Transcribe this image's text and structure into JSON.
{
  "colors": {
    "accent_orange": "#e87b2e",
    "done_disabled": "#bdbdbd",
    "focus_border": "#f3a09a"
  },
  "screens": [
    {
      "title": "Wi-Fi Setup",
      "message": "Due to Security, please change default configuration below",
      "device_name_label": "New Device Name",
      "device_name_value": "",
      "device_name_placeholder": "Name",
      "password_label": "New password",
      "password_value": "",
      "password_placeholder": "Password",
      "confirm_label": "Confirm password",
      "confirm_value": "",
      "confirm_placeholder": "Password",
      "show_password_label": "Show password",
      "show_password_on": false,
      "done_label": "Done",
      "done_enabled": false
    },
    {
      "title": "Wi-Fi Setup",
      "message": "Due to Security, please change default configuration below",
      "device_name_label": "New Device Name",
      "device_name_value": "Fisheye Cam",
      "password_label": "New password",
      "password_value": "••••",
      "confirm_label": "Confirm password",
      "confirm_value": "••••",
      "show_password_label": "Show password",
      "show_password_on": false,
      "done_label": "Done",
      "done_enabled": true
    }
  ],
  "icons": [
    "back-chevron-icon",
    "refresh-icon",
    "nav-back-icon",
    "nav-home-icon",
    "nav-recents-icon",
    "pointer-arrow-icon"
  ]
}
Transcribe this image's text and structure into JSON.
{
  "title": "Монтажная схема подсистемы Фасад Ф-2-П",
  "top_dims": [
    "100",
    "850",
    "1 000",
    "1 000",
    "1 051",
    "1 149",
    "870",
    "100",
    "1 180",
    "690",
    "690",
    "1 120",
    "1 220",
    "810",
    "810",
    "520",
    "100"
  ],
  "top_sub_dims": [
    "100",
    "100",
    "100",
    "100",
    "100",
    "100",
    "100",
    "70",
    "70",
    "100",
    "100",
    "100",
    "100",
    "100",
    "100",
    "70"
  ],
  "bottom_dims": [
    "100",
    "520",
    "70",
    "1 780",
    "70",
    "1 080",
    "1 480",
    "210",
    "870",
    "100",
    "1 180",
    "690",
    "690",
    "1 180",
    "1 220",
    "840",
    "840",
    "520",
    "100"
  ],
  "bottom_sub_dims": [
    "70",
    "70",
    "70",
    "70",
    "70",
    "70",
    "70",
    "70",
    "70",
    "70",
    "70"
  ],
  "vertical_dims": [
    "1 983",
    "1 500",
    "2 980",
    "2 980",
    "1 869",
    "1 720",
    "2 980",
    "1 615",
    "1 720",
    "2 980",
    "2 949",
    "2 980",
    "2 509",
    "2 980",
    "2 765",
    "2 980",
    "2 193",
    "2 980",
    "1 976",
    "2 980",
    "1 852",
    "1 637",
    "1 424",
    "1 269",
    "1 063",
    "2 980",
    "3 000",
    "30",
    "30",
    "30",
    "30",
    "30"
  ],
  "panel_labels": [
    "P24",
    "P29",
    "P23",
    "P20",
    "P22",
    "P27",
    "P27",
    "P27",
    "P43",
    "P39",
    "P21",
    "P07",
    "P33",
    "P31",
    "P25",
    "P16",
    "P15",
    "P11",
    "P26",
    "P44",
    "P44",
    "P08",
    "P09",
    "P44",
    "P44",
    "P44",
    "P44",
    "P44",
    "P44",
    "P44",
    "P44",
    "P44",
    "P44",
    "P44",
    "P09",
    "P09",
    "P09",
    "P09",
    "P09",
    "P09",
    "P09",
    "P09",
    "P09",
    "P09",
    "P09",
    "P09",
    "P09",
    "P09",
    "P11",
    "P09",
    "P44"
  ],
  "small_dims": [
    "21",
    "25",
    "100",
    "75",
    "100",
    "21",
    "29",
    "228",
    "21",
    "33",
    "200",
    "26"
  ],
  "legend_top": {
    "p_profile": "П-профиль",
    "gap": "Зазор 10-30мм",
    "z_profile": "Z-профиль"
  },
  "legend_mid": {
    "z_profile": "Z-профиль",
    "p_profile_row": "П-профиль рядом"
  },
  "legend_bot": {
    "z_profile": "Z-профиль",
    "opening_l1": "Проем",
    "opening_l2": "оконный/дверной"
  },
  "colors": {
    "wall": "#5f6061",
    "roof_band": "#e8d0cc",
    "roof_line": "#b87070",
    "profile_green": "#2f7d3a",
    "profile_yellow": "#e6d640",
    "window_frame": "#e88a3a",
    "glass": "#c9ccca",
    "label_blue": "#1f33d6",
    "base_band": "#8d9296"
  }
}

━━━━━━━━━━━━━━━━━━━━

=== Written request ===
From the listing above, reproduce all the lines exactly.

=== Solution to this exercise ===
Transcribe this image's text and structure into JSON.
{
  "colors": {
    "accent_orange": "#e87b2e",
    "done_disabled": "#bdbdbd",
    "focus_border": "#f3a09a"
  },
  "screens": [
    {
      "title": "Wi-Fi Setup",
      "message": "Due to Security, please change default configuration below",
      "device_name_label": "New Device Name",
      "device_name_value": "",
      "device_name_placeholder": "Name",
      "password_label": "New password",
      "password_value": "",
      "password_placeholder": "Password",
      "confirm_label": "Confirm password",
      "confirm_value": "",
      "confirm_placeholder": "Password",
      "show_password_label": "Show password",
      "show_password_on": false,
      "done_label": "Done",
      "done_enabled": false
    },
    {
      "title": "Wi-Fi Setup",
      "message": "Due to Security, please change default configuration below",
      "device_name_label": "New Device Name",
      "device_name_value": "Fisheye Cam",
      "password_label": "New password",
      "password_value": "••••",
      "confirm_label": "Confirm password",
      "confirm_value": "••••",
      "show_password_label": "Show password",
      "show_password_on": false,
      "done_label": "Done",
      "done_enabled": true
    }
  ],
  "icons": [
    "back-chevron-icon",
    "refresh-icon",
    "nav-back-icon",
    "nav-home-icon",
    "nav-recents-icon",
    "pointer-arrow-icon"
  ]
}
Transcribe this image's text and structure into JSON.
{
  "title": "Монтажная схема подсистемы Фасад Ф-2-П",
  "top_dims": [
    "100",
    "850",
    "1 000",
    "1 000",
    "1 051",
    "1 149",
    "870",
    "100",
    "1 180",
    "690",
    "690",
    "1 120",
    "1 220",
    "810",
    "810",
    "520",
    "100"
  ],
  "top_sub_dims": [
    "100",
    "100",
    "100",
    "100",
    "100",
    "100",
    "100",
    "70",
    "70",
    "100",
    "100",
    "100",
    "100",
    "100",
    "100",
    "70"
  ],
  "bottom_dims": [
    "100",
    "520",
    "70",
    "1 780",
    "70",
    "1 080",
    "1 480",
    "210",
    "870",
    "100",
    "1 180",
    "690",
    "690",
    "1 180",
    "1 220",
    "840",
    "840",
    "520",
    "100"
  ],
  "bottom_sub_dims": [
    "70",
    "70",
    "70",
    "70",
    "70",
    "70",
    "70",
    "70",
    "70",
    "70",
    "70"
  ],
  "vertical_dims": [
    "1 983",
    "1 500",
    "2 980",
    "2 980",
    "1 869",
    "1 720",
    "2 980",
    "1 615",
    "1 720",
    "2 980",
    "2 949",
    "2 980",
    "2 509",
    "2 980",
    "2 765",
    "2 980",
    "2 193",
    "2 980",
    "1 976",
    "2 980",
    "1 852",
    "1 637",
    "1 424",
    "1 269",
    "1 063",
    "2 980",
    "3 000",
    "30",
    "30",
    "30",
    "30",
    "30"
  ],
  "panel_labels": [
    "P24",
    "P29",
    "P23",
    "P20",
    "P22",
    "P27",
    "P27",
    "P27",
    "P43",
    "P39",
    "P21",
    "P07",
    "P33",
    "P31",
    "P25",
    "P16",
    "P15",
    "P11",
    "P26",
    "P44",
    "P44",
    "P08",
    "P09",
    "P44",
    "P44",
    "P44",
    "P44",
    "P44",
    "P44",
    "P44",
    "P44",
    "P44",
    "P44",
    "P44",
    "P09",
    "P09",
    "P09",
    "P09",
    "P09",
    "P09",
    "P09",
    "P09",
    "P09",
    "P09",
    "P09",
    "P09",
    "P09",
    "P09",
    "P11",
    "P09",
    "P44"
  ],
  "small_dims": [
    "21",
    "25",
    "100",
    "75",
    "100",
    "21",
    "29",
    "228",
    "21",
    "33",
    "200",
    "26"
  ],
  "legend_top": {
    "p_profile": "П-профиль",
    "gap": "Зазор 10-30мм",
    "z_profile": "Z-профиль"
  },
  "legend_mid": {
    "z_profile": "Z-профиль",
    "p_profile_row": "П-профиль рядом"
  },
  "legend_bot": {
    "z_profile": "Z-профиль",
    "opening_l1": "Проем",
    "opening_l2": "оконный/дверной"
  },
  "colors": {
    "wall": "#5f6061",
    "roof_band": "#e8d0cc",
    "roof_line": "#b87070",
    "profile_green": "#2f7d3a",
    "profile_yellow": "#e6d640",
    "window_frame": "#e88a3a",
    "glass": "#c9ccca",
    "label_blue": "#1f33d6",
    "base_band": "#8d9296"
  }
}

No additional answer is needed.